▸ Problem statement
Leave out the pictures and transcribe the rest of the records exactly.

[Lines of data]
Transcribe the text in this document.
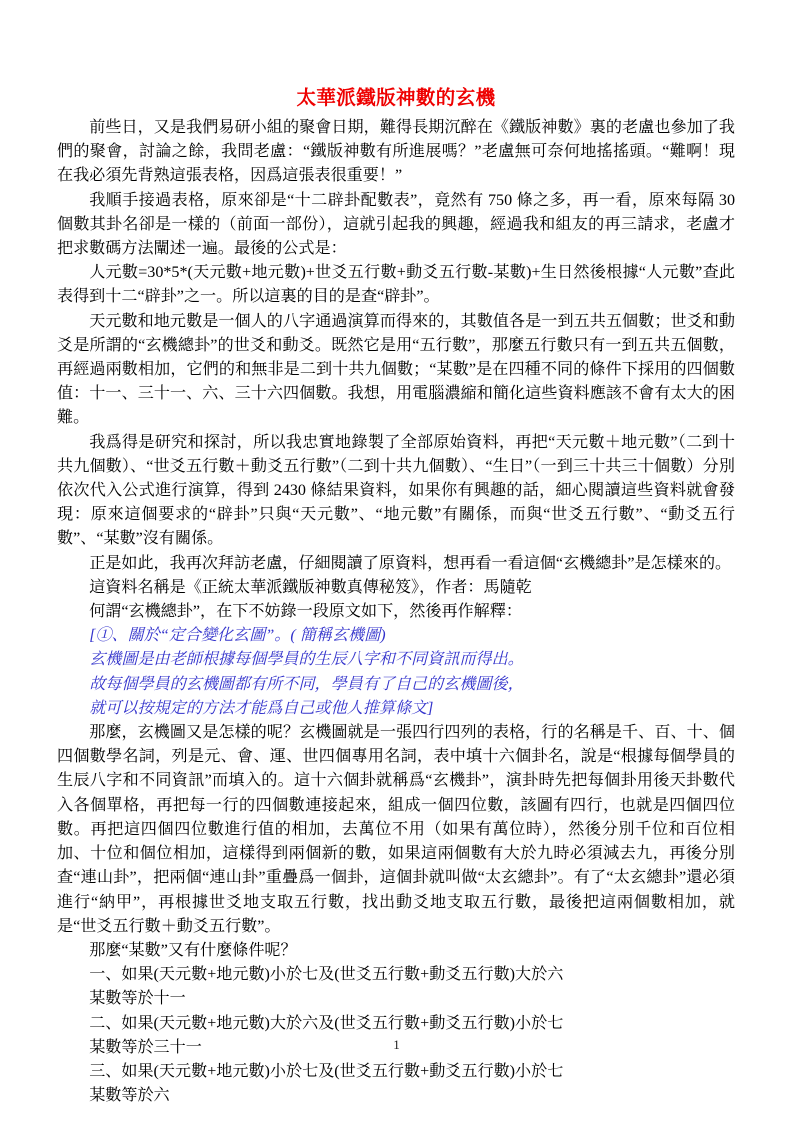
太華派鐵版神數的玄機

前些日，又是我們易研小組的聚會日期，難得長期沉醉在《鐵版神數》裏的老盧也參加了我們的聚會，討論之餘，我問老盧：“鐵版神數有所進展嗎？”老盧無可奈何地搖搖頭。“難啊！現在我必須先背熟這張表格，因爲這張表很重要！”

我順手接過表格，原來卻是“十二辟卦配數表”，竟然有 750 條之多，再一看，原來每隔 30 個數其卦名卻是一樣的（前面一部份），這就引起我的興趣，經過我和組友的再三請求，老盧才把求數碼方法闡述一遍。最後的公式是：

人元數=30*5*(天元數+地元數)+世爻五行數+動爻五行數-某數)+生日然後根據“人元數”查此表得到十二“辟卦”之一。所以這裏的目的是查“辟卦”。

天元數和地元數是一個人的八字通過演算而得來的，其數值各是一到五共五個數；世爻和動爻是所謂的“玄機總卦”的世爻和動爻。既然它是用“五行數”，那麼五行數只有一到五共五個數，再經過兩數相加，它們的和無非是二到十共九個數；“某數”是在四種不同的條件下採用的四個數值：十一、三十一、六、三十六四個數。我想，用電腦濃縮和簡化這些資料應該不會有太大的困難。

我爲得是研究和探討，所以我忠實地錄製了全部原始資料，再把“天元數＋地元數”（二到十共九個數）、“世爻五行數＋動爻五行數”（二到十共九個數）、“生日”（一到三十共三十個數）分別依次代入公式進行演算，得到 2430 條結果資料，如果你有興趣的話，細心閱讀這些資料就會發現：原來這個要求的“辟卦”只與“天元數”、“地元數”有關係，而與“世爻五行數”、“動爻五行數”、“某數”沒有關係。

正是如此，我再次拜訪老盧，仔細閱讀了原資料，想再看一看這個“玄機總卦”是怎樣來的。

這資料名稱是《正統太華派鐵版神數真傳秘笈》，作者：馬隨乾

何謂“玄機總卦”，在下不妨錄一段原文如下，然後再作解釋：

[①、關於“定合變化玄圖”。( 簡稱玄機圖)

玄機圖是由老師根據每個學員的生辰八字和不同資訊而得出。

故每個學員的玄機圖都有所不同，學員有了自己的玄機圖後，

就可以按規定的方法才能爲自己或他人推算條文]

那麼，玄機圖又是怎樣的呢？玄機圖就是一張四行四列的表格，行的名稱是千、百、十、個四個數學名詞，列是元、會、運、世四個專用名詞，表中填十六個卦名，說是“根據每個學員的生辰八字和不同資訊”而填入的。這十六個卦就稱爲“玄機卦”，演卦時先把每個卦用後天卦數代入各個單格，再把每一行的四個數連接起來，組成一個四位數，該圖有四行，也就是四個四位數。再把這四個四位數進行值的相加，去萬位不用（如果有萬位時），然後分別千位和百位相加、十位和個位相加，這樣得到兩個新的數，如果這兩個數有大於九時必須減去九，再後分別查“連山卦”，把兩個“連山卦”重疊爲一個卦，這個卦就叫做“太玄總卦”。有了“太玄總卦”還必須進行“納甲”，再根據世爻地支取五行數，找出動爻地支取五行數，最後把這兩個數相加，就是“世爻五行數＋動爻五行數”。

那麼“某數”又有什麼條件呢？

一、如果(天元數+地元數)小於七及(世爻五行數+動爻五行數)大於六

某數等於十一

二、如果(天元數+地元數)大於六及(世爻五行數+動爻五行數)小於七

某數等於三十一

三、如果(天元數+地元數)小於七及(世爻五行數+動爻五行數)小於七

某數等於六

1
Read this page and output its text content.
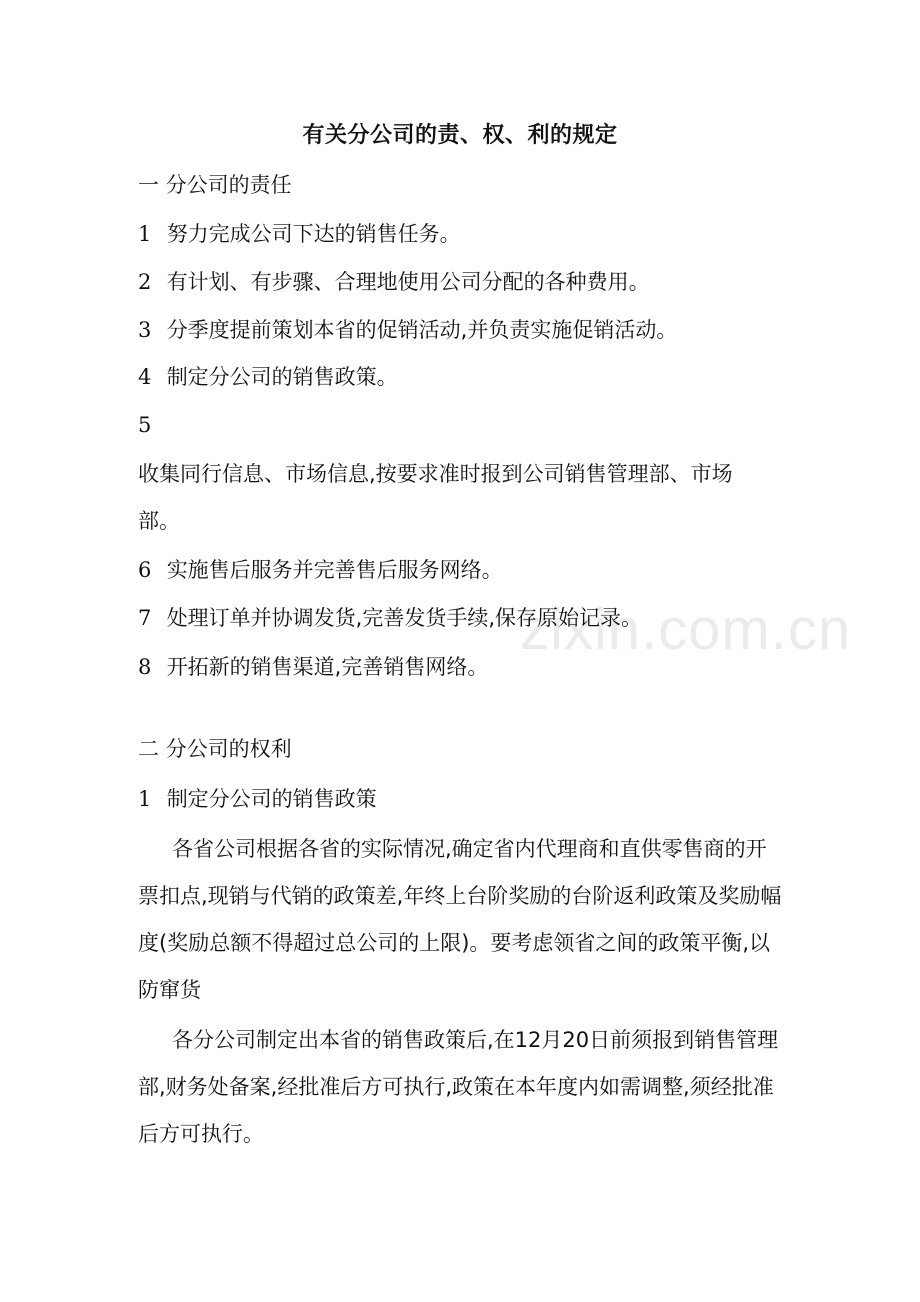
有关分公司的责、权、利的规定
一 分公司的责任
1 努力完成公司下达的销售任务。
2 有计划、有步骤、合理地使用公司分配的各种费用。
3 分季度提前策划本省的促销活动,并负责实施促销活动。
4 制定分公司的销售政策。
5
收集同行信息、市场信息,按要求准时报到公司销售管理部、市场
部。
6 实施售后服务并完善售后服务网络。
7 处理订单并协调发货,完善发货手续,保存原始记录。
8 开拓新的销售渠道,完善销售网络。
二 分公司的权利
1 制定分公司的销售政策
各省公司根据各省的实际情况,确定省内代理商和直供零售商的开票扣点,现销与代销的政策差,年终上台阶奖励的台阶返利政策及奖励幅度(奖励总额不得超过总公司的上限)。要考虑领省之间的政策平衡,以防窜货
各分公司制定出本省的销售政策后,在12月20日前须报到销售管理部,财务处备案,经批准后方可执行,政策在本年度内如需调整,须经批准后方可执行。
zixin.com.cn
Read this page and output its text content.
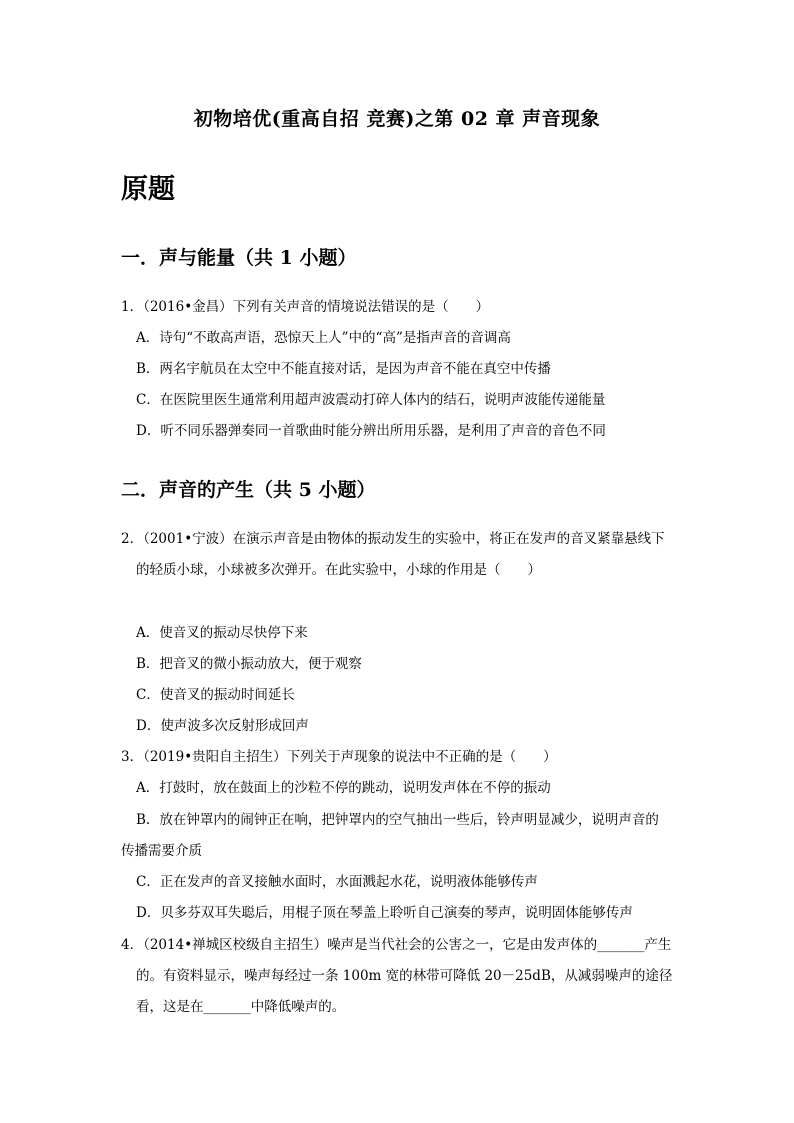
初物培优(重高自招 竞赛)之第 02 章 声音现象
原题
一．声与能量（共 1 小题）
1．（2016•金昌）下列有关声音的情境说法错误的是（　　）
A．诗句“不敢高声语，恐惊天上人”中的“高”是指声音的音调高
B．两名宇航员在太空中不能直接对话，是因为声音不能在真空中传播
C．在医院里医生通常利用超声波震动打碎人体内的结石，说明声波能传递能量
D．听不同乐器弹奏同一首歌曲时能分辨出所用乐器，是利用了声音的音色不同
二．声音的产生（共 5 小题）
2．（2001•宁波）在演示声音是由物体的振动发生的实验中，将正在发声的音叉紧靠悬线下
的轻质小球，小球被多次弹开。在此实验中，小球的作用是（　　）
A．使音叉的振动尽快停下来
B．把音叉的微小振动放大，便于观察
C．使音叉的振动时间延长
D．使声波多次反射形成回声
3．（2019•贵阳自主招生）下列关于声现象的说法中不正确的是（　　）
A．打鼓时，放在鼓面上的沙粒不停的跳动，说明发声体在不停的振动
B．放在钟罩内的闹钟正在响，把钟罩内的空气抽出一些后，铃声明显减少，说明声音的
传播需要介质
C．正在发声的音叉接触水面时，水面溅起水花，说明液体能够传声
D．贝多芬双耳失聪后，用棍子顶在琴盖上聆听自己演奏的琴声，说明固体能够传声
4．（2014•禅城区校级自主招生）噪声是当代社会的公害之一，它是由发声体的_______产生
的。有资料显示，噪声每经过一条 100m 宽的林带可降低 20－25dB，从减弱噪声的途径
看，这是在_______中降低噪声的。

▸ Answer to this task
Transcribe the text in this document.
太華派鐵版神數的玄機

前些日，又是我們易研小組的聚會日期，難得長期沉醉在《鐵版神數》裏的老盧也參加了我們的聚會，討論之餘，我問老盧：“鐵版神數有所進展嗎？”老盧無可奈何地搖搖頭。“難啊！現在我必須先背熟這張表格，因爲這張表很重要！”

我順手接過表格，原來卻是“十二辟卦配數表”，竟然有 750 條之多，再一看，原來每隔 30 個數其卦名卻是一樣的（前面一部份），這就引起我的興趣，經過我和組友的再三請求，老盧才把求數碼方法闡述一遍。最後的公式是：

人元數=30*5*(天元數+地元數)+世爻五行數+動爻五行數-某數)+生日然後根據“人元數”查此表得到十二“辟卦”之一。所以這裏的目的是查“辟卦”。

天元數和地元數是一個人的八字通過演算而得來的，其數值各是一到五共五個數；世爻和動爻是所謂的“玄機總卦”的世爻和動爻。既然它是用“五行數”，那麼五行數只有一到五共五個數，再經過兩數相加，它們的和無非是二到十共九個數；“某數”是在四種不同的條件下採用的四個數值：十一、三十一、六、三十六四個數。我想，用電腦濃縮和簡化這些資料應該不會有太大的困難。

我爲得是研究和探討，所以我忠實地錄製了全部原始資料，再把“天元數＋地元數”（二到十共九個數）、“世爻五行數＋動爻五行數”（二到十共九個數）、“生日”（一到三十共三十個數）分別依次代入公式進行演算，得到 2430 條結果資料，如果你有興趣的話，細心閱讀這些資料就會發現：原來這個要求的“辟卦”只與“天元數”、“地元數”有關係，而與“世爻五行數”、“動爻五行數”、“某數”沒有關係。

正是如此，我再次拜訪老盧，仔細閱讀了原資料，想再看一看這個“玄機總卦”是怎樣來的。

這資料名稱是《正統太華派鐵版神數真傳秘笈》，作者：馬隨乾

何謂“玄機總卦”，在下不妨錄一段原文如下，然後再作解釋：

[①、關於“定合變化玄圖”。( 簡稱玄機圖)

玄機圖是由老師根據每個學員的生辰八字和不同資訊而得出。

故每個學員的玄機圖都有所不同，學員有了自己的玄機圖後，

就可以按規定的方法才能爲自己或他人推算條文]

那麼，玄機圖又是怎樣的呢？玄機圖就是一張四行四列的表格，行的名稱是千、百、十、個四個數學名詞，列是元、會、運、世四個專用名詞，表中填十六個卦名，說是“根據每個學員的生辰八字和不同資訊”而填入的。這十六個卦就稱爲“玄機卦”，演卦時先把每個卦用後天卦數代入各個單格，再把每一行的四個數連接起來，組成一個四位數，該圖有四行，也就是四個四位數。再把這四個四位數進行值的相加，去萬位不用（如果有萬位時），然後分別千位和百位相加、十位和個位相加，這樣得到兩個新的數，如果這兩個數有大於九時必須減去九，再後分別查“連山卦”，把兩個“連山卦”重疊爲一個卦，這個卦就叫做“太玄總卦”。有了“太玄總卦”還必須進行“納甲”，再根據世爻地支取五行數，找出動爻地支取五行數，最後把這兩個數相加，就是“世爻五行數＋動爻五行數”。

那麼“某數”又有什麼條件呢？

一、如果(天元數+地元數)小於七及(世爻五行數+動爻五行數)大於六

某數等於十一

二、如果(天元數+地元數)大於六及(世爻五行數+動爻五行數)小於七

某數等於三十一

三、如果(天元數+地元數)小於七及(世爻五行數+動爻五行數)小於七

某數等於六

1
Read this page and output its text content.
有关分公司的责、权、利的规定
一 分公司的责任
1 努力完成公司下达的销售任务。
2 有计划、有步骤、合理地使用公司分配的各种费用。
3 分季度提前策划本省的促销活动,并负责实施促销活动。
4 制定分公司的销售政策。
5
收集同行信息、市场信息,按要求准时报到公司销售管理部、市场
部。
6 实施售后服务并完善售后服务网络。
7 处理订单并协调发货,完善发货手续,保存原始记录。
8 开拓新的销售渠道,完善销售网络。
二 分公司的权利
1 制定分公司的销售政策
各省公司根据各省的实际情况,确定省内代理商和直供零售商的开票扣点,现销与代销的政策差,年终上台阶奖励的台阶返利政策及奖励幅度(奖励总额不得超过总公司的上限)。要考虑领省之间的政策平衡,以防窜货
各分公司制定出本省的销售政策后,在12月20日前须报到销售管理部,财务处备案,经批准后方可执行,政策在本年度内如需调整,须经批准后方可执行。
zixin.com.cn
Read this page and output its text content.
初物培优(重高自招 竞赛)之第 02 章 声音现象
原题
一．声与能量（共 1 小题）
1．（2016•金昌）下列有关声音的情境说法错误的是（　　）
A．诗句“不敢高声语，恐惊天上人”中的“高”是指声音的音调高
B．两名宇航员在太空中不能直接对话，是因为声音不能在真空中传播
C．在医院里医生通常利用超声波震动打碎人体内的结石，说明声波能传递能量
D．听不同乐器弹奏同一首歌曲时能分辨出所用乐器，是利用了声音的音色不同
二．声音的产生（共 5 小题）
2．（2001•宁波）在演示声音是由物体的振动发生的实验中，将正在发声的音叉紧靠悬线下
的轻质小球，小球被多次弹开。在此实验中，小球的作用是（　　）
A．使音叉的振动尽快停下来
B．把音叉的微小振动放大，便于观察
C．使音叉的振动时间延长
D．使声波多次反射形成回声
3．（2019•贵阳自主招生）下列关于声现象的说法中不正确的是（　　）
A．打鼓时，放在鼓面上的沙粒不停的跳动，说明发声体在不停的振动
B．放在钟罩内的闹钟正在响，把钟罩内的空气抽出一些后，铃声明显减少，说明声音的
传播需要介质
C．正在发声的音叉接触水面时，水面溅起水花，说明液体能够传声
D．贝多芬双耳失聪后，用棍子顶在琴盖上聆听自己演奏的琴声，说明固体能够传声
4．（2014•禅城区校级自主招生）噪声是当代社会的公害之一，它是由发声体的_______产生
的。有资料显示，噪声每经过一条 100m 宽的林带可降低 20－25dB，从减弱噪声的途径
看，这是在_______中降低噪声的。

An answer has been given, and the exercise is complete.